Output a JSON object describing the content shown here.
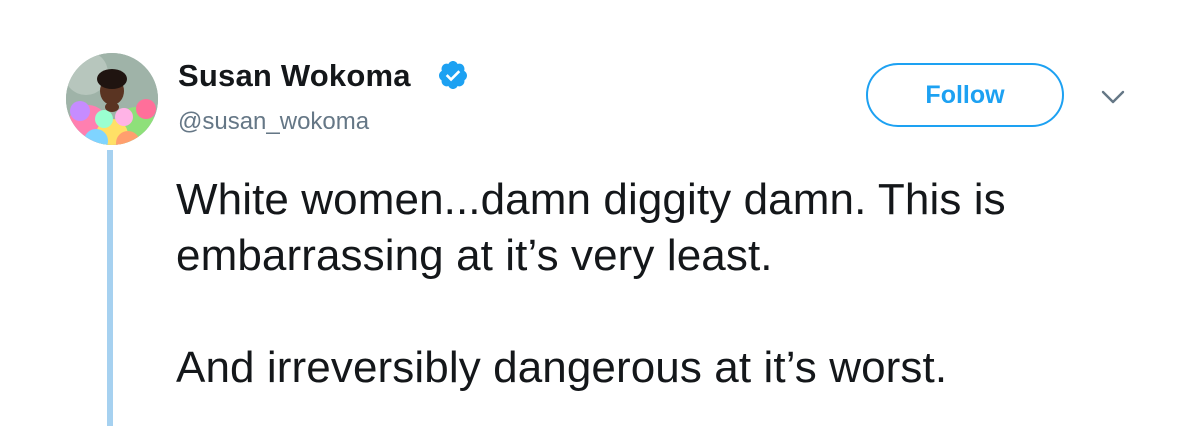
{
  "tweet": {
    "author": {
      "display_name": "Susan Wokoma",
      "handle": "@susan_wokoma",
      "verified": true,
      "avatar_icon": "profile-photo"
    },
    "follow_label": "Follow",
    "menu_icon": "chevron-down-icon",
    "text": {
      "paragraph_1": "White women...damn diggity damn. This is embarrassing at it’s very least.",
      "paragraph_2": "And irreversibly dangerous at it’s worst."
    }
  },
  "colors": {
    "accent": "#1da1f2",
    "text": "#14171a",
    "secondary_text": "#657786",
    "thread_line": "#a6d1f0"
  }
}
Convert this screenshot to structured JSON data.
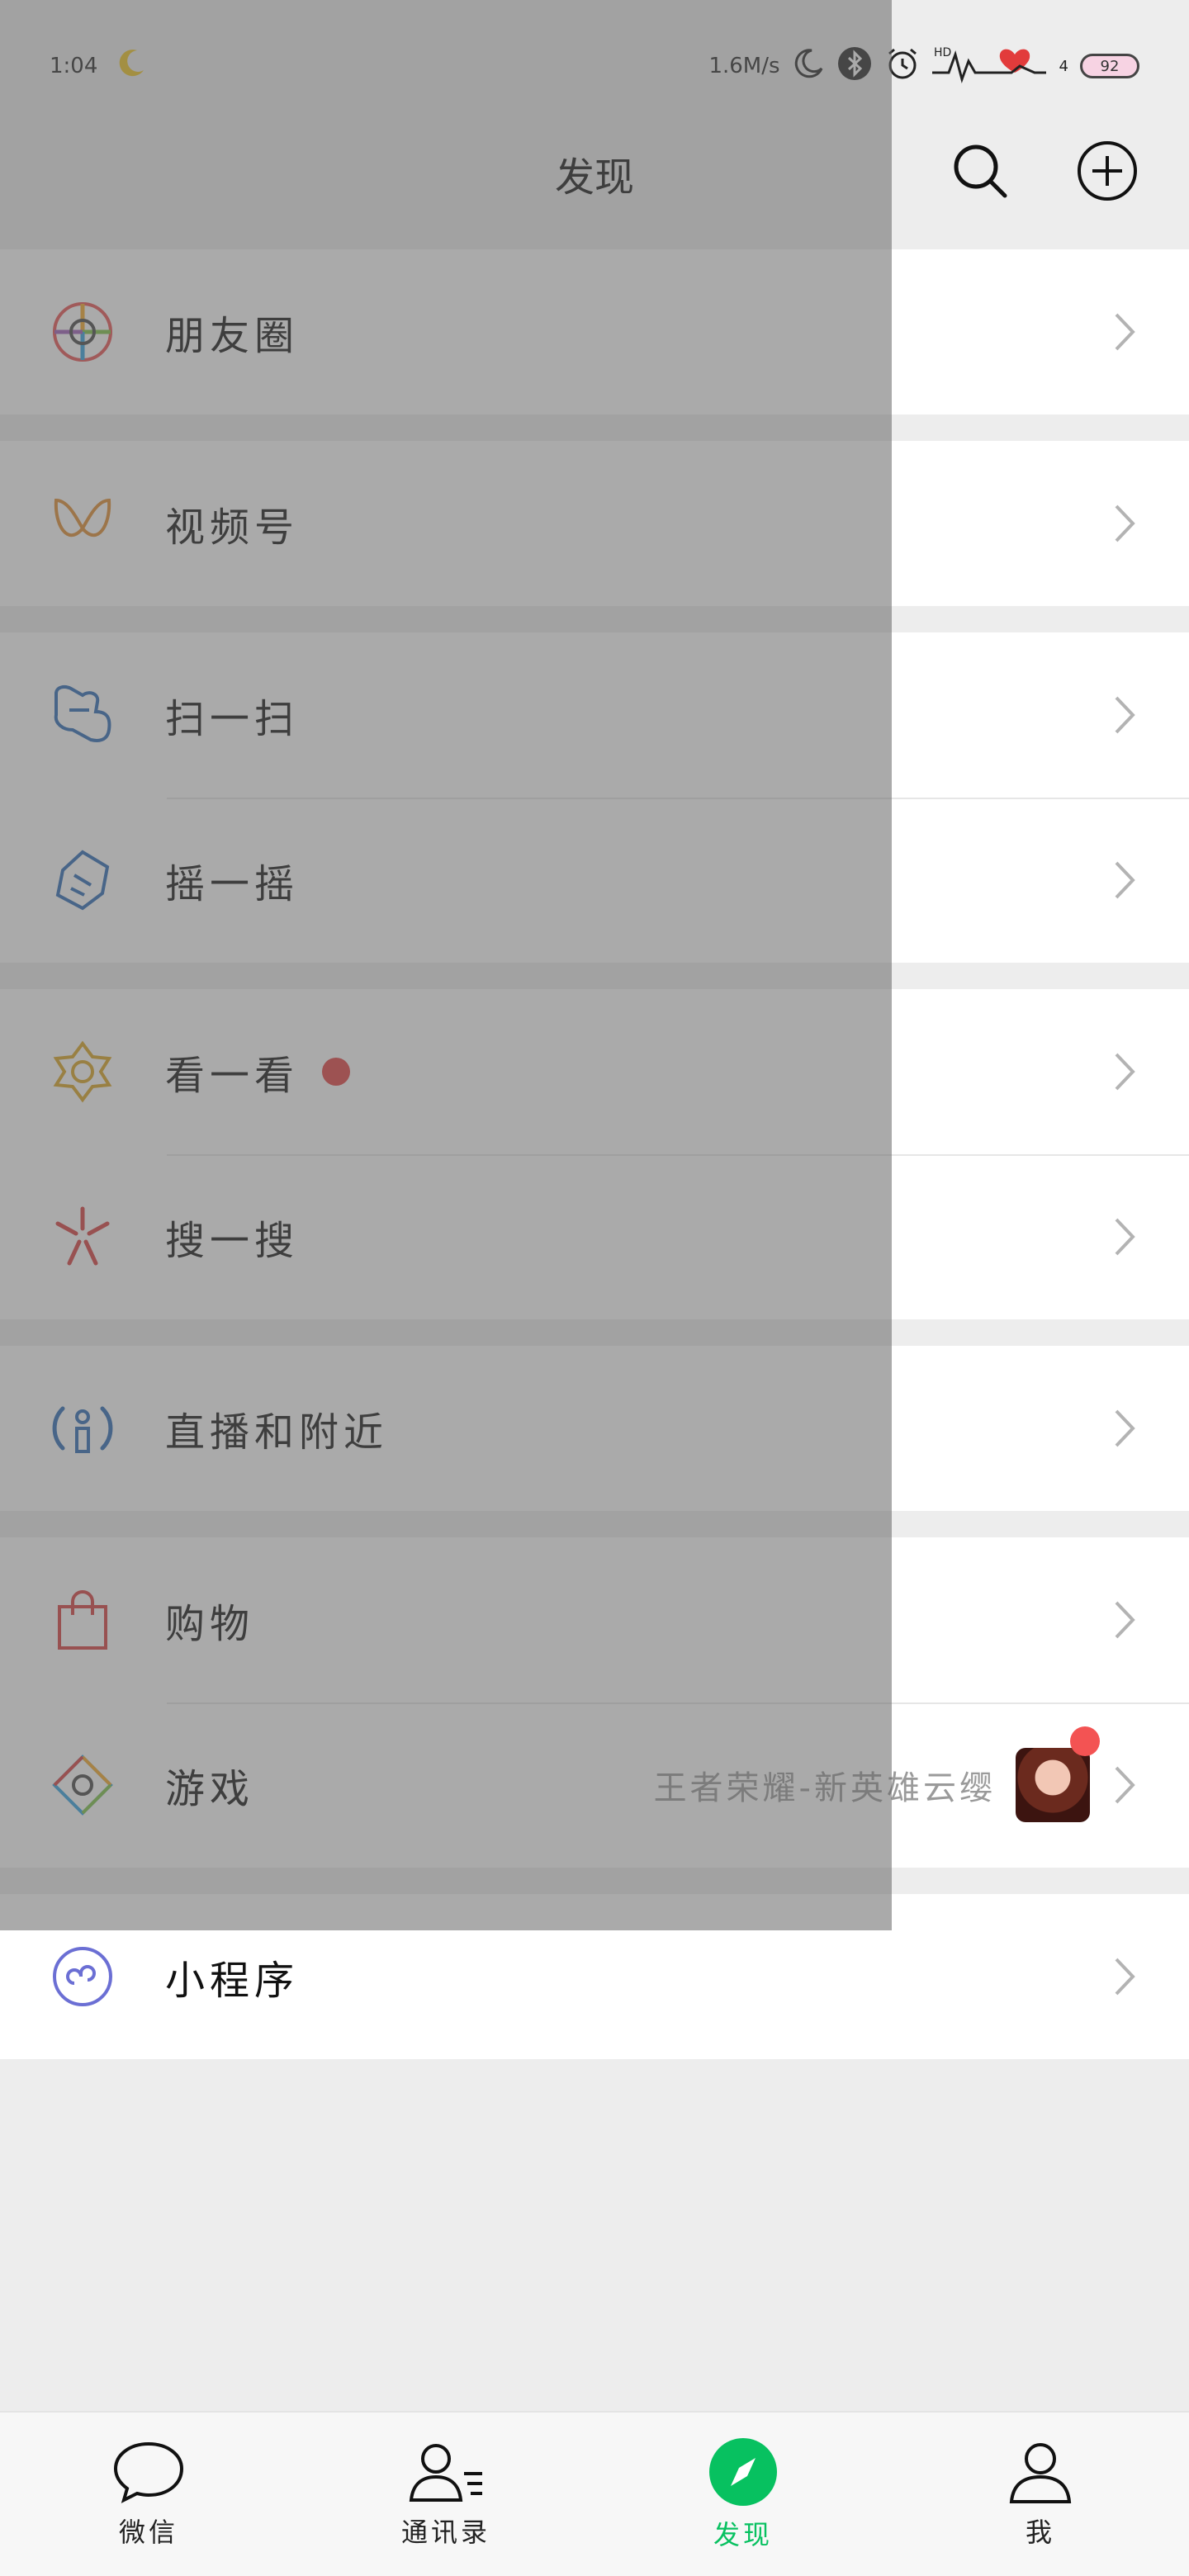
{
  "status_bar": {
    "time": "1:04",
    "net_speed": "1.6M/s",
    "signal_text": "4",
    "battery": "92"
  },
  "header": {
    "title": "发现"
  },
  "menu_groups": [
    [
      {
        "label": "朋友圈",
        "icon": "moments-icon"
      }
    ],
    [
      {
        "label": "视频号",
        "icon": "channels-icon"
      }
    ],
    [
      {
        "label": "扫一扫",
        "icon": "scan-icon"
      },
      {
        "label": "摇一摇",
        "icon": "shake-icon"
      }
    ],
    [
      {
        "label": "看一看",
        "icon": "top-stories-icon",
        "dot": true
      },
      {
        "label": "搜一搜",
        "icon": "search-feature-icon"
      }
    ],
    [
      {
        "label": "直播和附近",
        "icon": "live-nearby-icon"
      }
    ],
    [
      {
        "label": "购物",
        "icon": "shopping-bag-icon"
      },
      {
        "label": "游戏",
        "icon": "games-icon",
        "subtext": "王者荣耀-新英雄云缨"
      }
    ],
    [
      {
        "label": "小程序",
        "icon": "mini-programs-icon"
      }
    ]
  ],
  "tabs": [
    {
      "label": "微信",
      "icon": "chat-bubble-icon",
      "active": false
    },
    {
      "label": "通讯录",
      "icon": "contacts-icon",
      "active": false
    },
    {
      "label": "发现",
      "icon": "discover-compass-icon",
      "active": true
    },
    {
      "label": "我",
      "icon": "profile-icon",
      "active": false
    }
  ],
  "colors": {
    "accent_green": "#07c160",
    "badge_red": "#e33c3c",
    "background": "#ededed",
    "overlay": "rgba(100,100,100,0.55)"
  }
}
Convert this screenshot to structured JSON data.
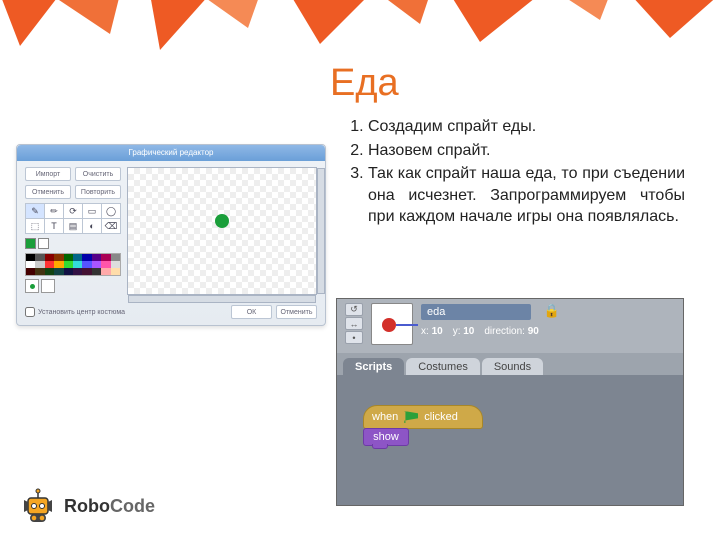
{
  "title": "Еда",
  "instructions": [
    "Создадим спрайт еды.",
    "Назовем спрайт.",
    "Так как спрайт наша еда, то при съедении она исчезнет. Запрограммируем чтобы при каждом начале игры она появлялась."
  ],
  "painter": {
    "header": "Графический редактор",
    "import": "Импорт",
    "clear": "Очистить",
    "undo": "Отменить",
    "redo": "Повторить",
    "set_center": "Установить центр костюма",
    "ok": "ОК",
    "cancel": "Отменить",
    "tool_icons": [
      "✎",
      "✏",
      "⟳",
      "▭",
      "◯",
      "⬚",
      "T",
      "▤",
      "◐",
      "⌫"
    ],
    "swatch_colors": [
      "#1a9e3a",
      "#ffffff"
    ],
    "palette": [
      "#000",
      "#555",
      "#800",
      "#830",
      "#060",
      "#068",
      "#00a",
      "#508",
      "#a05",
      "#888",
      "#fff",
      "#ccc",
      "#f33",
      "#fa0",
      "#3d3",
      "#3dd",
      "#55f",
      "#a5f",
      "#f5a",
      "#ddd",
      "#400",
      "#431",
      "#141",
      "#144",
      "#114",
      "#314",
      "#413",
      "#333",
      "#faa",
      "#fda"
    ]
  },
  "scratch": {
    "sprite_name": "eda",
    "x_label": "x:",
    "x_val": "10",
    "y_label": "y:",
    "y_val": "10",
    "dir_label": "direction:",
    "dir_val": "90",
    "tab_scripts": "Scripts",
    "tab_costumes": "Costumes",
    "tab_sounds": "Sounds",
    "block_when": "when",
    "block_clicked": "clicked",
    "block_show": "show",
    "info_icons": [
      "↺",
      "↔",
      "•"
    ]
  },
  "logo": {
    "brand1": "Robo",
    "brand2": "Code"
  },
  "decor_color": "#ee5a24"
}
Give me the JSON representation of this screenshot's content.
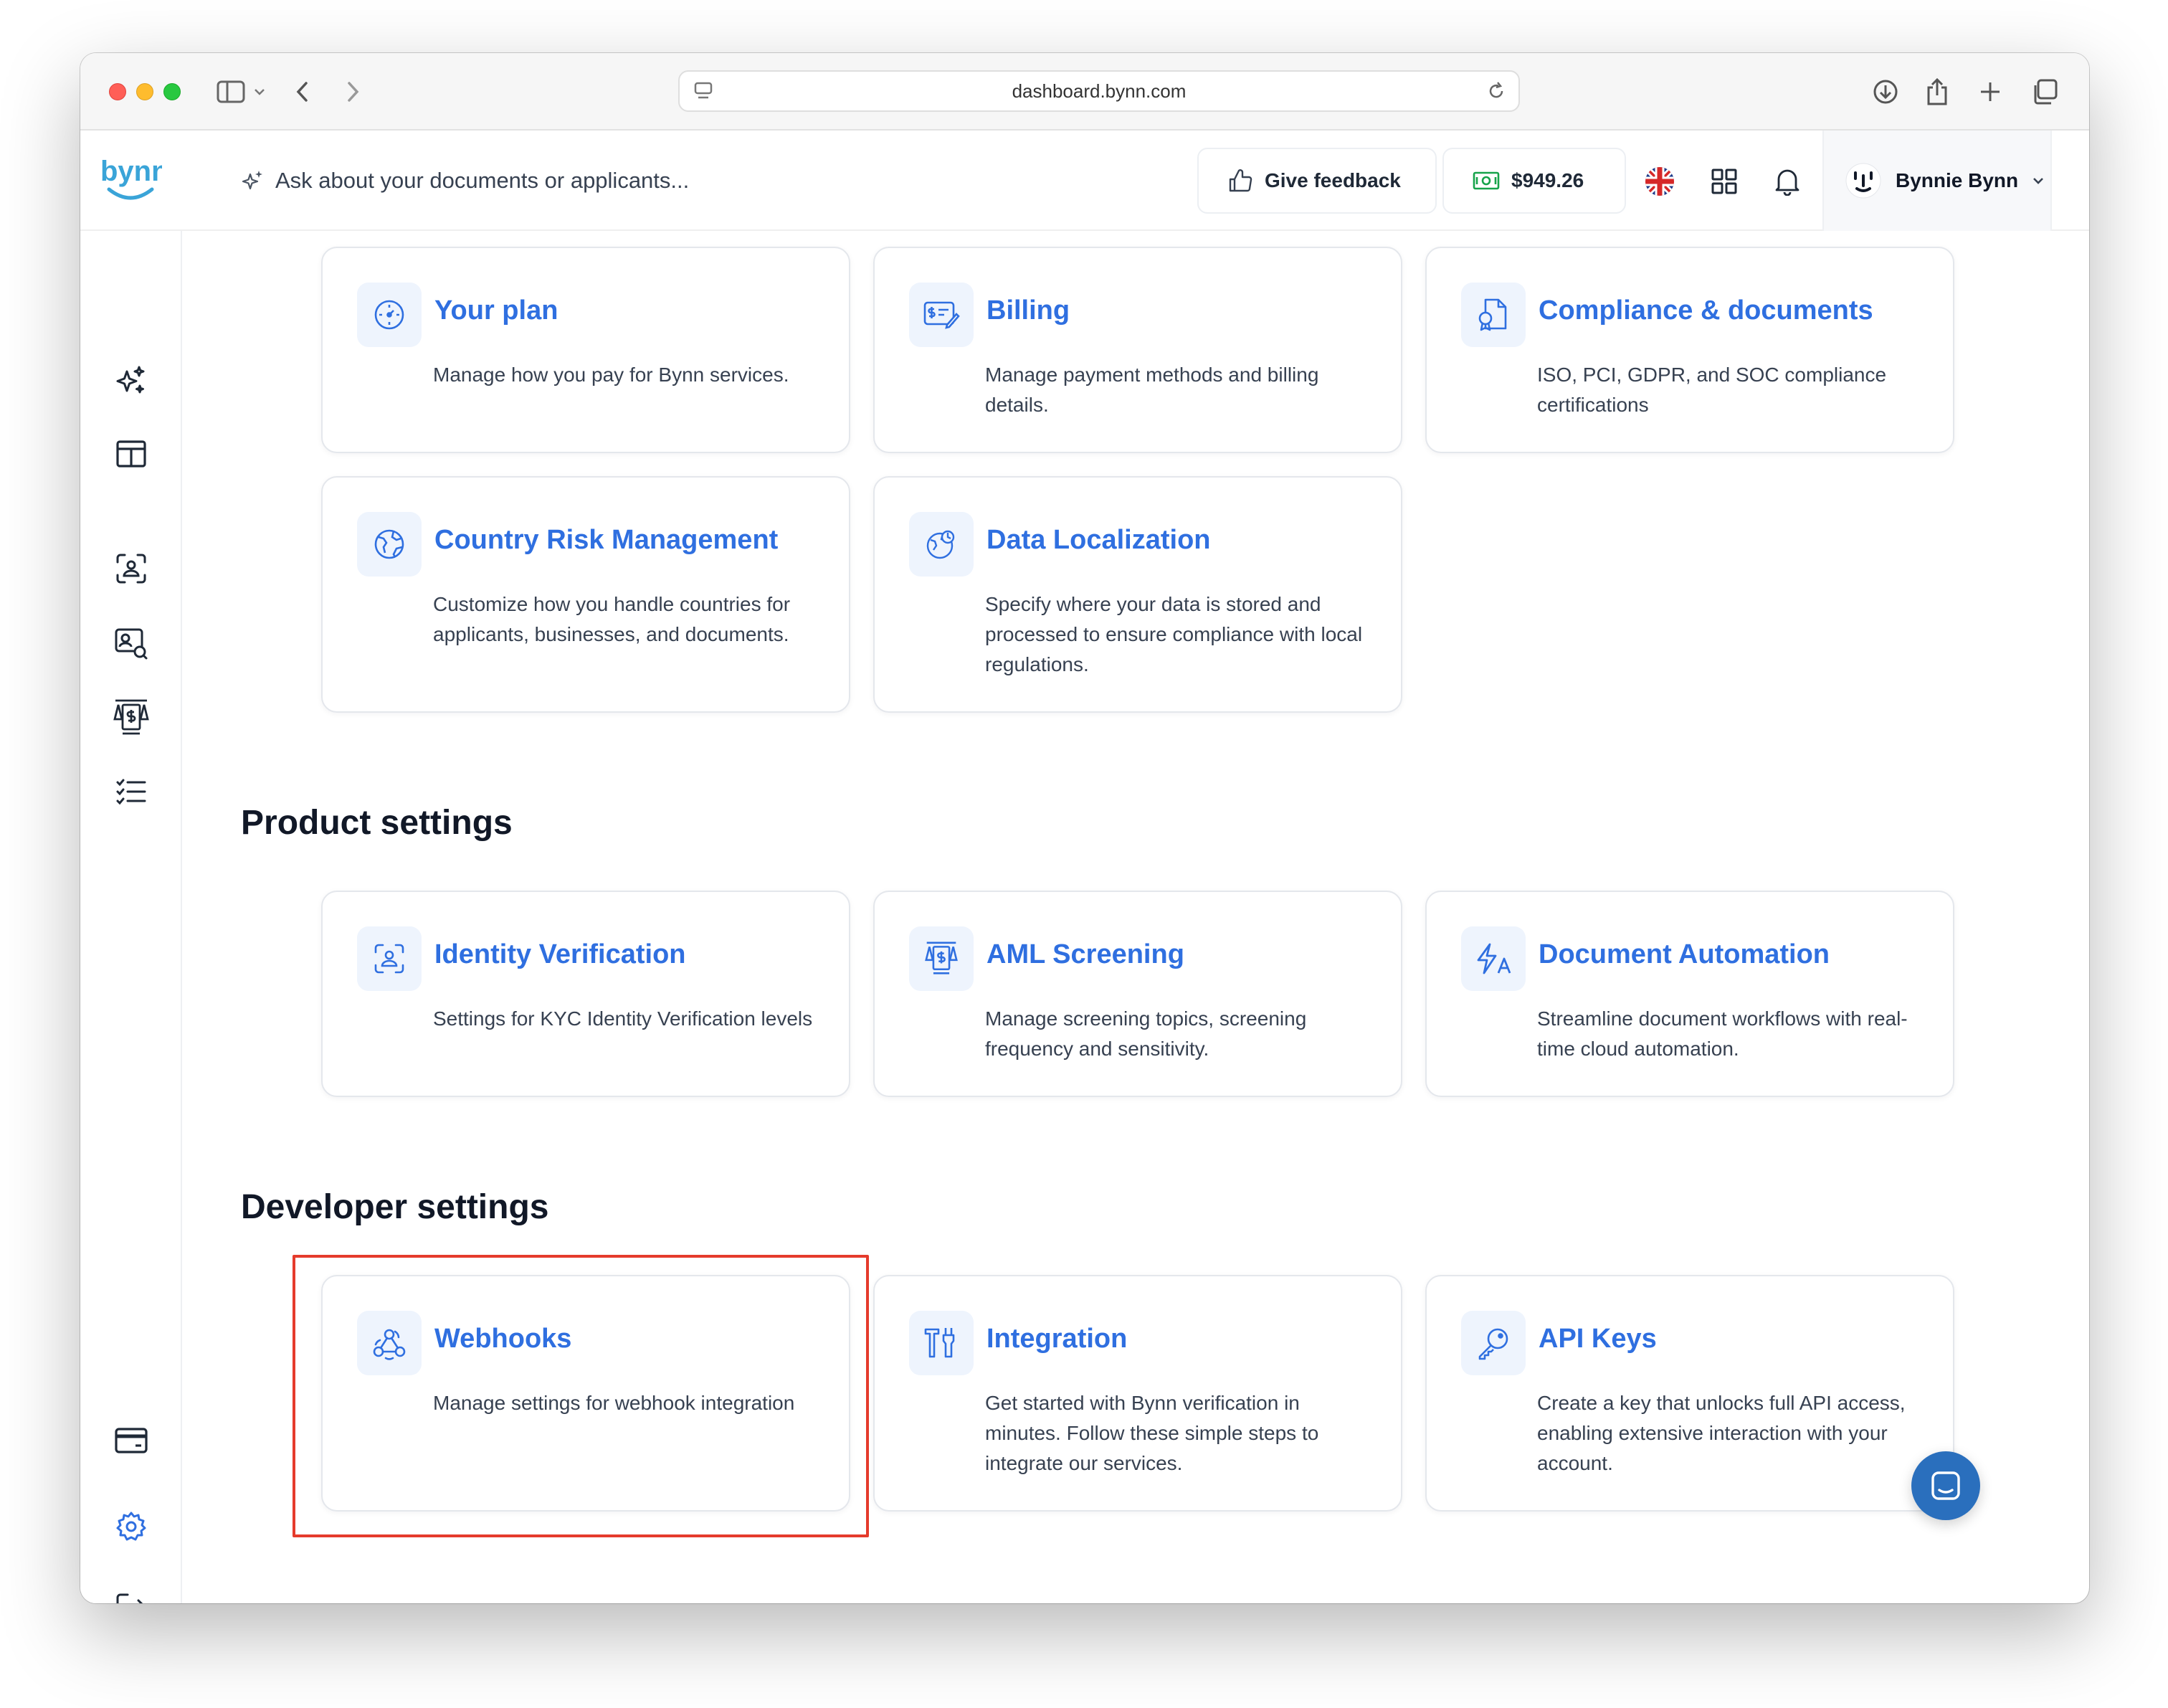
{
  "browser": {
    "url": "dashboard.bynn.com"
  },
  "header": {
    "logo_text": "bynn",
    "ask_placeholder": "Ask about your documents or applicants...",
    "feedback_label": "Give feedback",
    "balance": "$949.26",
    "user_name": "Bynnie Bynn"
  },
  "general_cards": [
    {
      "title": "Your plan",
      "description": "Manage how you pay for Bynn services.",
      "icon": "plan-icon"
    },
    {
      "title": "Billing",
      "description": "Manage payment methods and billing details.",
      "icon": "billing-icon"
    },
    {
      "title": "Compliance & documents",
      "description": "ISO, PCI, GDPR, and SOC compliance certifications",
      "icon": "compliance-icon"
    },
    {
      "title": "Country Risk Management",
      "description": "Customize how you handle countries for applicants, businesses, and documents.",
      "icon": "globe-icon"
    },
    {
      "title": "Data Localization",
      "description": "Specify where your data is stored and processed to ensure compliance with local regulations.",
      "icon": "localization-icon"
    }
  ],
  "product_settings": {
    "title": "Product settings",
    "cards": [
      {
        "title": "Identity Verification",
        "description": "Settings for KYC Identity Verification levels",
        "icon": "face-scan-icon"
      },
      {
        "title": "AML Screening",
        "description": "Manage screening topics, screening frequency and sensitivity.",
        "icon": "aml-icon"
      },
      {
        "title": "Document Automation",
        "description": "Streamline document workflows with real-time cloud automation.",
        "icon": "automation-icon"
      }
    ]
  },
  "developer_settings": {
    "title": "Developer settings",
    "cards": [
      {
        "title": "Webhooks",
        "description": "Manage settings for webhook integration",
        "icon": "webhook-icon"
      },
      {
        "title": "Integration",
        "description": "Get started with Bynn verification in minutes. Follow these simple steps to integrate our services.",
        "icon": "tools-icon"
      },
      {
        "title": "API Keys",
        "description": "Create a key that unlocks full API access, enabling extensive interaction with your account.",
        "icon": "key-icon"
      }
    ]
  },
  "colors": {
    "accent": "#2f6fe0",
    "highlight": "#e53b2c",
    "chat": "#2a6fbd"
  }
}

**PROBLEM TO WORK ON**.
Gather each line of the records holding the string "content".

**COMPLETED EXERCISE**.
Output a JSON object describing the content shown here.
Give me the JSON representation of this screenshot's content.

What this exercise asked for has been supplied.